[Extracts from a graphics dataset]
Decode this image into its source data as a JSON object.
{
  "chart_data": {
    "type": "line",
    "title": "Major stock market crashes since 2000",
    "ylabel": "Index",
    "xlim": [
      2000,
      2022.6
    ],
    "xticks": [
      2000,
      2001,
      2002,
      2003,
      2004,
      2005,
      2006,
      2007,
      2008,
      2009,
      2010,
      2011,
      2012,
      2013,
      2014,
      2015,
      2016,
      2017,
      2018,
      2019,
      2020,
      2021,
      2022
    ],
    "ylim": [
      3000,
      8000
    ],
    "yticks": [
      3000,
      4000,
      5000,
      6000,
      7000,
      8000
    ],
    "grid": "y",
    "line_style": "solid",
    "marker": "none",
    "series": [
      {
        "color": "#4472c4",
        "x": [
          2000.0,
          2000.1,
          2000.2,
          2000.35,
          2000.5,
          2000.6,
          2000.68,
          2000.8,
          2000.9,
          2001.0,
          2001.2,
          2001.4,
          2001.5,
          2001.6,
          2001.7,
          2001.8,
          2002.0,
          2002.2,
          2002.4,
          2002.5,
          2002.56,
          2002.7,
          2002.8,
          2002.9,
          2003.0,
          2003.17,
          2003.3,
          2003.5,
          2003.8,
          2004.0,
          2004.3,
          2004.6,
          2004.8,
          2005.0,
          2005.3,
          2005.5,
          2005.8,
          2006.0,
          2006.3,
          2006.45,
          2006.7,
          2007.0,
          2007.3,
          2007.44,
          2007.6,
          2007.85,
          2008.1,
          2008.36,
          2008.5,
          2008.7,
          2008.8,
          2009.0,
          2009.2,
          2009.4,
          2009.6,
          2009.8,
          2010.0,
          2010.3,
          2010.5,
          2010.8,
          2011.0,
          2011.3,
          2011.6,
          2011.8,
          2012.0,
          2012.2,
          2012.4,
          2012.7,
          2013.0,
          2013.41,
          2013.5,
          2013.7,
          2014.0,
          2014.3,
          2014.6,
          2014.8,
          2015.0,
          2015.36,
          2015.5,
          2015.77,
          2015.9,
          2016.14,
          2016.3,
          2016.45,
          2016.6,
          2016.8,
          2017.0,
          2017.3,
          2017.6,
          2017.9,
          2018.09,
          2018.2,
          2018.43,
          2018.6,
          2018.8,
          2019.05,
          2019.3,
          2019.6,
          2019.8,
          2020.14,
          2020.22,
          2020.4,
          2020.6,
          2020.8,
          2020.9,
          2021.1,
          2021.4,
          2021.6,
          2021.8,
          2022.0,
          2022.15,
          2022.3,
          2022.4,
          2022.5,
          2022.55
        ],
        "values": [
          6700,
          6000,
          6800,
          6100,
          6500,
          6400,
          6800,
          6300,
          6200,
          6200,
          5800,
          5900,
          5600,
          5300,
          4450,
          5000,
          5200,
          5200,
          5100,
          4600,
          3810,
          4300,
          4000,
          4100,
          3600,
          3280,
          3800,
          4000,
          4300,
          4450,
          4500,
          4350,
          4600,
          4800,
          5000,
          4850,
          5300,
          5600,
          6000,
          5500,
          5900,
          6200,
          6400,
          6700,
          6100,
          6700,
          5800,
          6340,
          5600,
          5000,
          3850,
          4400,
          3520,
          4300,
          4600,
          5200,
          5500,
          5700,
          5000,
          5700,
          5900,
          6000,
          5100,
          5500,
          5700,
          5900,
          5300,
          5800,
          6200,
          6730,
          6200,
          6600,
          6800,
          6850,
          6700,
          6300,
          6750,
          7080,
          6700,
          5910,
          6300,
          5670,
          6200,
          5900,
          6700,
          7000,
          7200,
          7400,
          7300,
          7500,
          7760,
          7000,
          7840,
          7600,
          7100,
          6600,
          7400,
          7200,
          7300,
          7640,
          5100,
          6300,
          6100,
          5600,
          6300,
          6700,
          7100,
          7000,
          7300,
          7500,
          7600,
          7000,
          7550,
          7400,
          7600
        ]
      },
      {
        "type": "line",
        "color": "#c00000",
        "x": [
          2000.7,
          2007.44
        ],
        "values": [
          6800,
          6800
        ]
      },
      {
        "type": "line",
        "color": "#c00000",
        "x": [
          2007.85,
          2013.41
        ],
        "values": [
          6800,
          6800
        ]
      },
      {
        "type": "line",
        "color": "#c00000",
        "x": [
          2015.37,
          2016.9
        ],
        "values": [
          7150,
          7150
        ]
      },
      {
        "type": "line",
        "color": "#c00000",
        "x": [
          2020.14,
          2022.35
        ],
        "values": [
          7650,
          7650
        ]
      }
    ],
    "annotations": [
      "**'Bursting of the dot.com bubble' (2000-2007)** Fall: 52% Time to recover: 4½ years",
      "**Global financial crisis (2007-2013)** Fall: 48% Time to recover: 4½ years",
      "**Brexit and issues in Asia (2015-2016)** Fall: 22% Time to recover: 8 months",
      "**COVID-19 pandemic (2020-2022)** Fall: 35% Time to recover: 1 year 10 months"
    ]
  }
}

● **Task directions**
All of the material must be reproduced exactly.

● **Problem solution**
Decode this image into its source data as a JSON object.
{
  "chart_data": {
    "type": "line",
    "title": "Major stock market crashes since 2000",
    "ylabel": "Index",
    "xlim": [
      2000,
      2022.6
    ],
    "xticks": [
      2000,
      2001,
      2002,
      2003,
      2004,
      2005,
      2006,
      2007,
      2008,
      2009,
      2010,
      2011,
      2012,
      2013,
      2014,
      2015,
      2016,
      2017,
      2018,
      2019,
      2020,
      2021,
      2022
    ],
    "ylim": [
      3000,
      8000
    ],
    "yticks": [
      3000,
      4000,
      5000,
      6000,
      7000,
      8000
    ],
    "grid": "y",
    "line_style": "solid",
    "marker": "none",
    "series": [
      {
        "color": "#4472c4",
        "x": [
          2000.0,
          2000.1,
          2000.2,
          2000.35,
          2000.5,
          2000.6,
          2000.68,
          2000.8,
          2000.9,
          2001.0,
          2001.2,
          2001.4,
          2001.5,
          2001.6,
          2001.7,
          2001.8,
          2002.0,
          2002.2,
          2002.4,
          2002.5,
          2002.56,
          2002.7,
          2002.8,
          2002.9,
          2003.0,
          2003.17,
          2003.3,
          2003.5,
          2003.8,
          2004.0,
          2004.3,
          2004.6,
          2004.8,
          2005.0,
          2005.3,
          2005.5,
          2005.8,
          2006.0,
          2006.3,
          2006.45,
          2006.7,
          2007.0,
          2007.3,
          2007.44,
          2007.6,
          2007.85,
          2008.1,
          2008.36,
          2008.5,
          2008.7,
          2008.8,
          2009.0,
          2009.2,
          2009.4,
          2009.6,
          2009.8,
          2010.0,
          2010.3,
          2010.5,
          2010.8,
          2011.0,
          2011.3,
          2011.6,
          2011.8,
          2012.0,
          2012.2,
          2012.4,
          2012.7,
          2013.0,
          2013.41,
          2013.5,
          2013.7,
          2014.0,
          2014.3,
          2014.6,
          2014.8,
          2015.0,
          2015.36,
          2015.5,
          2015.77,
          2015.9,
          2016.14,
          2016.3,
          2016.45,
          2016.6,
          2016.8,
          2017.0,
          2017.3,
          2017.6,
          2017.9,
          2018.09,
          2018.2,
          2018.43,
          2018.6,
          2018.8,
          2019.05,
          2019.3,
          2019.6,
          2019.8,
          2020.14,
          2020.22,
          2020.4,
          2020.6,
          2020.8,
          2020.9,
          2021.1,
          2021.4,
          2021.6,
          2021.8,
          2022.0,
          2022.15,
          2022.3,
          2022.4,
          2022.5,
          2022.55
        ],
        "values": [
          6700,
          6000,
          6800,
          6100,
          6500,
          6400,
          6800,
          6300,
          6200,
          6200,
          5800,
          5900,
          5600,
          5300,
          4450,
          5000,
          5200,
          5200,
          5100,
          4600,
          3810,
          4300,
          4000,
          4100,
          3600,
          3280,
          3800,
          4000,
          4300,
          4450,
          4500,
          4350,
          4600,
          4800,
          5000,
          4850,
          5300,
          5600,
          6000,
          5500,
          5900,
          6200,
          6400,
          6700,
          6100,
          6700,
          5800,
          6340,
          5600,
          5000,
          3850,
          4400,
          3520,
          4300,
          4600,
          5200,
          5500,
          5700,
          5000,
          5700,
          5900,
          6000,
          5100,
          5500,
          5700,
          5900,
          5300,
          5800,
          6200,
          6730,
          6200,
          6600,
          6800,
          6850,
          6700,
          6300,
          6750,
          7080,
          6700,
          5910,
          6300,
          5670,
          6200,
          5900,
          6700,
          7000,
          7200,
          7400,
          7300,
          7500,
          7760,
          7000,
          7840,
          7600,
          7100,
          6600,
          7400,
          7200,
          7300,
          7640,
          5100,
          6300,
          6100,
          5600,
          6300,
          6700,
          7100,
          7000,
          7300,
          7500,
          7600,
          7000,
          7550,
          7400,
          7600
        ]
      },
      {
        "type": "line",
        "color": "#c00000",
        "x": [
          2000.7,
          2007.44
        ],
        "values": [
          6800,
          6800
        ]
      },
      {
        "type": "line",
        "color": "#c00000",
        "x": [
          2007.85,
          2013.41
        ],
        "values": [
          6800,
          6800
        ]
      },
      {
        "type": "line",
        "color": "#c00000",
        "x": [
          2015.37,
          2016.9
        ],
        "values": [
          7150,
          7150
        ]
      },
      {
        "type": "line",
        "color": "#c00000",
        "x": [
          2020.14,
          2022.35
        ],
        "values": [
          7650,
          7650
        ]
      }
    ],
    "annotations": [
      "**'Bursting of the dot.com bubble' (2000-2007)** Fall: 52% Time to recover: 4½ years",
      "**Global financial crisis (2007-2013)** Fall: 48% Time to recover: 4½ years",
      "**Brexit and issues in Asia (2015-2016)** Fall: 22% Time to recover: 8 months",
      "**COVID-19 pandemic (2020-2022)** Fall: 35% Time to recover: 1 year 10 months"
    ]
  }
}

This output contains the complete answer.